→ **What you will do**:
From the listing below, pick out each line with the word "Education".

→ **Supplied material**:
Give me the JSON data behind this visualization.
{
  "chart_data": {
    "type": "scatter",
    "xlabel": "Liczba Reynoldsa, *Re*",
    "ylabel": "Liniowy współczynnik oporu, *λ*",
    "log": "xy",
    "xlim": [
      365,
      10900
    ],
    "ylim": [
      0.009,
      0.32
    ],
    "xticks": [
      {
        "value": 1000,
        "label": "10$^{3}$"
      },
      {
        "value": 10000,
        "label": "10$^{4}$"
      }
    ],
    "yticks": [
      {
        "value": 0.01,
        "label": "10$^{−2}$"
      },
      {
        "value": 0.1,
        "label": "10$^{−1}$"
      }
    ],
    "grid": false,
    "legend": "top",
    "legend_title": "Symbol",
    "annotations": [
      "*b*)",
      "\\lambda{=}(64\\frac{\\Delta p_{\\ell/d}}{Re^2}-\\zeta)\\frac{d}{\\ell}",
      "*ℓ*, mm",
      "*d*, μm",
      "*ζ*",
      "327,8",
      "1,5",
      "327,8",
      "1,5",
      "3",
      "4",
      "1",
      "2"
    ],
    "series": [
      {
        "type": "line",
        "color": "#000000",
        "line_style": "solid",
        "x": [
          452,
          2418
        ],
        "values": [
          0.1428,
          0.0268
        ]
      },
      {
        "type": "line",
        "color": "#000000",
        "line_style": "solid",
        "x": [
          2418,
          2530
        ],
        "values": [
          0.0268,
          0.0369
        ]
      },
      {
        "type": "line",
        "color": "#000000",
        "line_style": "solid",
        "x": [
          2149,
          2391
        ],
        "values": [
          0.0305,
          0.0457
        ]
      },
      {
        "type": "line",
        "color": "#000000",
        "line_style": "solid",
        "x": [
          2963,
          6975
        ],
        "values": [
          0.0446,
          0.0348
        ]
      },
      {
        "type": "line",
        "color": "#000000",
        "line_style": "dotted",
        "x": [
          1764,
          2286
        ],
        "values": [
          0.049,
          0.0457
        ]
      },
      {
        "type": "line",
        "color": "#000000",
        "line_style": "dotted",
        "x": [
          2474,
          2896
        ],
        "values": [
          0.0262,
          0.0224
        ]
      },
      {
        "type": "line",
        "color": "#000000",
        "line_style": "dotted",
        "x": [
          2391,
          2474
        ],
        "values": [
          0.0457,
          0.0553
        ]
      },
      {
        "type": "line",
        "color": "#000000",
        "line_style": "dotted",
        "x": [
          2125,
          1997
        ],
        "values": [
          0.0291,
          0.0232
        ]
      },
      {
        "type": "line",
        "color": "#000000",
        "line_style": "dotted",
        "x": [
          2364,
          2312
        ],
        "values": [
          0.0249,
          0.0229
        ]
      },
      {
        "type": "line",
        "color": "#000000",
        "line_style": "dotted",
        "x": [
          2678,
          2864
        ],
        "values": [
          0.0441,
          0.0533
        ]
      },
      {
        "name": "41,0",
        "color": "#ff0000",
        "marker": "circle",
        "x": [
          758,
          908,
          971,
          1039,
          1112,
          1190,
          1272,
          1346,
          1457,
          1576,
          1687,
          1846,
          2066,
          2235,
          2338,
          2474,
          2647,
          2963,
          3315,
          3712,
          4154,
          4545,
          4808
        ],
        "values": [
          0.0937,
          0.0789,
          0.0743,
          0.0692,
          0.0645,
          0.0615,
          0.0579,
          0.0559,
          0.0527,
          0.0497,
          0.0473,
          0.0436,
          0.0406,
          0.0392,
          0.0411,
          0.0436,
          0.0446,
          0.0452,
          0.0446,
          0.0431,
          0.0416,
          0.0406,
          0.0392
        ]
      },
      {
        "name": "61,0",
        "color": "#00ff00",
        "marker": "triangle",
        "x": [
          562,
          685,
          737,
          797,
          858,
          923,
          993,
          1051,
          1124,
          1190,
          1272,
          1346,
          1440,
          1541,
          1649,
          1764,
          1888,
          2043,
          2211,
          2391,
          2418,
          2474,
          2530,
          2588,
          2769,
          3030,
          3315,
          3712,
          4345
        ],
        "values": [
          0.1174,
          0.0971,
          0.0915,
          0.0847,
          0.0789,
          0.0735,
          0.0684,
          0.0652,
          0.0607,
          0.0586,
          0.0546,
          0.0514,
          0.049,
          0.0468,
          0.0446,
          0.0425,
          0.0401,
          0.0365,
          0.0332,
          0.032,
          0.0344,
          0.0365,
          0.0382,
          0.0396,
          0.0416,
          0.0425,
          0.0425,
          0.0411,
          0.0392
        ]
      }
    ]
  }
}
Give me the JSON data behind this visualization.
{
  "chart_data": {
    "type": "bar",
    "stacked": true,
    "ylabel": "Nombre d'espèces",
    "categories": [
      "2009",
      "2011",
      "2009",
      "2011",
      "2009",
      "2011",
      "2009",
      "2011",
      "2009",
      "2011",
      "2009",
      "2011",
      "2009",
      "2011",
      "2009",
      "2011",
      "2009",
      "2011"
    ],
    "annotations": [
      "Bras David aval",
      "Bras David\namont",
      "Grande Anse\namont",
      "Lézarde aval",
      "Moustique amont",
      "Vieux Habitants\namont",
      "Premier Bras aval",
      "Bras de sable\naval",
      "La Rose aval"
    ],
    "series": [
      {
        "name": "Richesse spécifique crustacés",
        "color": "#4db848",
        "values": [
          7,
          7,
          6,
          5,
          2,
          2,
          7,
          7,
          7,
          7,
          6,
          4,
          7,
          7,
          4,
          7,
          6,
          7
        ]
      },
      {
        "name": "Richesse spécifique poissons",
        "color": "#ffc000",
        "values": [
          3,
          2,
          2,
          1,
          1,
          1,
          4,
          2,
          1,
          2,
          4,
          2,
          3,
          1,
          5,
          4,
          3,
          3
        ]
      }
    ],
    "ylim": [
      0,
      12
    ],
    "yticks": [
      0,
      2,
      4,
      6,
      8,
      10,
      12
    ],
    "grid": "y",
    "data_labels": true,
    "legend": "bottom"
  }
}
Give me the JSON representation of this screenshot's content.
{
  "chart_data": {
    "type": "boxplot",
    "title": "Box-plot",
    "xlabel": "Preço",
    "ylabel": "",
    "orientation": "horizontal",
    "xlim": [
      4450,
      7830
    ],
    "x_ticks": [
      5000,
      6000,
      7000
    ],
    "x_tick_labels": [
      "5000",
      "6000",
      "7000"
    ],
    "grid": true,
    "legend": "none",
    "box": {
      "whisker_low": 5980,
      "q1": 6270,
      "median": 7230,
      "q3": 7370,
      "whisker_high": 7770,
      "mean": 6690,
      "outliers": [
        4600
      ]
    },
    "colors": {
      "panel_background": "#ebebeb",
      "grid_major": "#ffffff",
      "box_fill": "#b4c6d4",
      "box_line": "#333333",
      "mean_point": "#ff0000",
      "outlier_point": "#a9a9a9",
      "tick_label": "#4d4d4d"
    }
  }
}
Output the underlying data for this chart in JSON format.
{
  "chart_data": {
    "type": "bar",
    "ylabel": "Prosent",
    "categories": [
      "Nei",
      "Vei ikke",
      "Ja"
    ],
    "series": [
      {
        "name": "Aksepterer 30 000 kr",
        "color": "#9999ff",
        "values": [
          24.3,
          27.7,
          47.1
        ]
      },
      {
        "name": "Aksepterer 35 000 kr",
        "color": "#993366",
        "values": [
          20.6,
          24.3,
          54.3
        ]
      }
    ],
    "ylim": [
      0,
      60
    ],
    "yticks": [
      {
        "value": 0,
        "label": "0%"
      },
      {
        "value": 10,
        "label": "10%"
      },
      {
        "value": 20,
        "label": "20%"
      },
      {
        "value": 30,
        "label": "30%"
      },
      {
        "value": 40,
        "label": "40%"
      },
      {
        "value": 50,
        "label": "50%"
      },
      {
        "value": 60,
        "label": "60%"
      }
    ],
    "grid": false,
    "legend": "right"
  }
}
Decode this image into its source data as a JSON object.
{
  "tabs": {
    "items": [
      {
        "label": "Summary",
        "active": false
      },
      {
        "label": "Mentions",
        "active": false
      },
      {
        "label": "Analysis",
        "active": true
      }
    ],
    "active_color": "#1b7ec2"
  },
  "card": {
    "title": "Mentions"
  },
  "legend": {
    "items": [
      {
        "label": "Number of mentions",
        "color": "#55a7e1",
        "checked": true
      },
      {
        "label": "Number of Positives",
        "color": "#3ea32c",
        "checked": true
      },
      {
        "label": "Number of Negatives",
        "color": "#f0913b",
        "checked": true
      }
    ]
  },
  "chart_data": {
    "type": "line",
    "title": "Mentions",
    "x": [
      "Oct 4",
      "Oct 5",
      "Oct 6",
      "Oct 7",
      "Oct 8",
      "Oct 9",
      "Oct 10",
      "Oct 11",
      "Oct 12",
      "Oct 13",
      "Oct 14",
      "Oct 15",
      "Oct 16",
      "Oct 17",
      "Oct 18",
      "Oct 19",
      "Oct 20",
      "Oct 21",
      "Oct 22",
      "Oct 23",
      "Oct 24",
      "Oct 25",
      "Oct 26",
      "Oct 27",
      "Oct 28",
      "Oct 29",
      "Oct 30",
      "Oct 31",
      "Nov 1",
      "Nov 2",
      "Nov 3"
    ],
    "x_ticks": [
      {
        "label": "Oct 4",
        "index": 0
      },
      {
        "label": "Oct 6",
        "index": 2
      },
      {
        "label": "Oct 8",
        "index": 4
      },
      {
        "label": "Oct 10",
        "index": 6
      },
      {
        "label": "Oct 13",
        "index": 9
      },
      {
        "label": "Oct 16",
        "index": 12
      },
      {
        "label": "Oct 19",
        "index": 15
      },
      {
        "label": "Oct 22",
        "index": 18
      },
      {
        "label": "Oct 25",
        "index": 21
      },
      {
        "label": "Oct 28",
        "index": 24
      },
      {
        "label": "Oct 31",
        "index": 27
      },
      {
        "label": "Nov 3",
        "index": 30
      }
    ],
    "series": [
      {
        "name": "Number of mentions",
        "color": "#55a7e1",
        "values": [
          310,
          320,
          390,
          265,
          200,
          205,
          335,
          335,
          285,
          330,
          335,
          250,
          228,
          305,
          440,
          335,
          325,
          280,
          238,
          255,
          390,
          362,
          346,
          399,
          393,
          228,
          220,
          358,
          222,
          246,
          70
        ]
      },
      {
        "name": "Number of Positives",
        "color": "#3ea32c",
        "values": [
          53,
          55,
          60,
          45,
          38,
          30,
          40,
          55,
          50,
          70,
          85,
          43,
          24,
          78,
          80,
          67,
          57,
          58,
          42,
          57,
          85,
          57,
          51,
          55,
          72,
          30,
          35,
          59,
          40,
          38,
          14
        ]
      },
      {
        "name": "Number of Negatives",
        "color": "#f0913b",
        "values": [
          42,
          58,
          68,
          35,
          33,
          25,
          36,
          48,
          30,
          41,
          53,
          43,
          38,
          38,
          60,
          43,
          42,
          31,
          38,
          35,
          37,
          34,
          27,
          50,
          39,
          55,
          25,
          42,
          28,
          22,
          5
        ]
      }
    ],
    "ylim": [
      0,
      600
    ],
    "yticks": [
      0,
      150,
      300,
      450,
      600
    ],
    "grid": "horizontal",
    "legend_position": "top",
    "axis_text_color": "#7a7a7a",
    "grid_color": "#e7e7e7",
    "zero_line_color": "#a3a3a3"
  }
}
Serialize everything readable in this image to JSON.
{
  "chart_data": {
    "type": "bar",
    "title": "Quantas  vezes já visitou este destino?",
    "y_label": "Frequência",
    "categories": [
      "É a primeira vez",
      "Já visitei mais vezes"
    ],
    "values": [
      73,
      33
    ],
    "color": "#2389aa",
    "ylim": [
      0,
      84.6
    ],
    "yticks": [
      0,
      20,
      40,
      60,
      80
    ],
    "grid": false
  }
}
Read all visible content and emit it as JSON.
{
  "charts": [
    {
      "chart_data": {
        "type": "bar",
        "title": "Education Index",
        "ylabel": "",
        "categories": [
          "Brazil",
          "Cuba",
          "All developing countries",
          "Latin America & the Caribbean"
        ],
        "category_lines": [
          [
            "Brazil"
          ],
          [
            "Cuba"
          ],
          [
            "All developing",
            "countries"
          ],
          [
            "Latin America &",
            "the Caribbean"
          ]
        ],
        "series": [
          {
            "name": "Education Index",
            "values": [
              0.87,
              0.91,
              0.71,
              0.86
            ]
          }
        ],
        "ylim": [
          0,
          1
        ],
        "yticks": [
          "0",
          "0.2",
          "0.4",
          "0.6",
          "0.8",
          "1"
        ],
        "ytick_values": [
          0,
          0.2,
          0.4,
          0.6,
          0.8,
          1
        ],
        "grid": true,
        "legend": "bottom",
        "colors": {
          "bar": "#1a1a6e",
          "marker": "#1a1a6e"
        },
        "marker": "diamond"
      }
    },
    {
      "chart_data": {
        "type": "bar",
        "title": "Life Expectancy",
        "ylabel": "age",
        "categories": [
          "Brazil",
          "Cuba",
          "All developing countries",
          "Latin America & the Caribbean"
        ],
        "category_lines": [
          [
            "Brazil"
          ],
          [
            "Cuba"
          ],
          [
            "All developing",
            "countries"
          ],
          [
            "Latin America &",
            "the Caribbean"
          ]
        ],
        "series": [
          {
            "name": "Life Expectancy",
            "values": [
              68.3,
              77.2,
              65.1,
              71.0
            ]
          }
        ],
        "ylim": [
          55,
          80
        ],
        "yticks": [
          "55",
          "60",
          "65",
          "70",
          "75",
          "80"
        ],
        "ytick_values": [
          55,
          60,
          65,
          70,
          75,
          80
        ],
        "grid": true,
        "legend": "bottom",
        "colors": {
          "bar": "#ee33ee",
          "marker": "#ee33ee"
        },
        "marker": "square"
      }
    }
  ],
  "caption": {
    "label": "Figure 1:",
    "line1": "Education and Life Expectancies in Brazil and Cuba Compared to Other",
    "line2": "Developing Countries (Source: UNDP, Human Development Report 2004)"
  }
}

→ **Result of the task**:
        "title": "Education Index",
            "name": "Education Index",
    "line1": "Education and Life Expectancies in Brazil and Cuba Compared to Other",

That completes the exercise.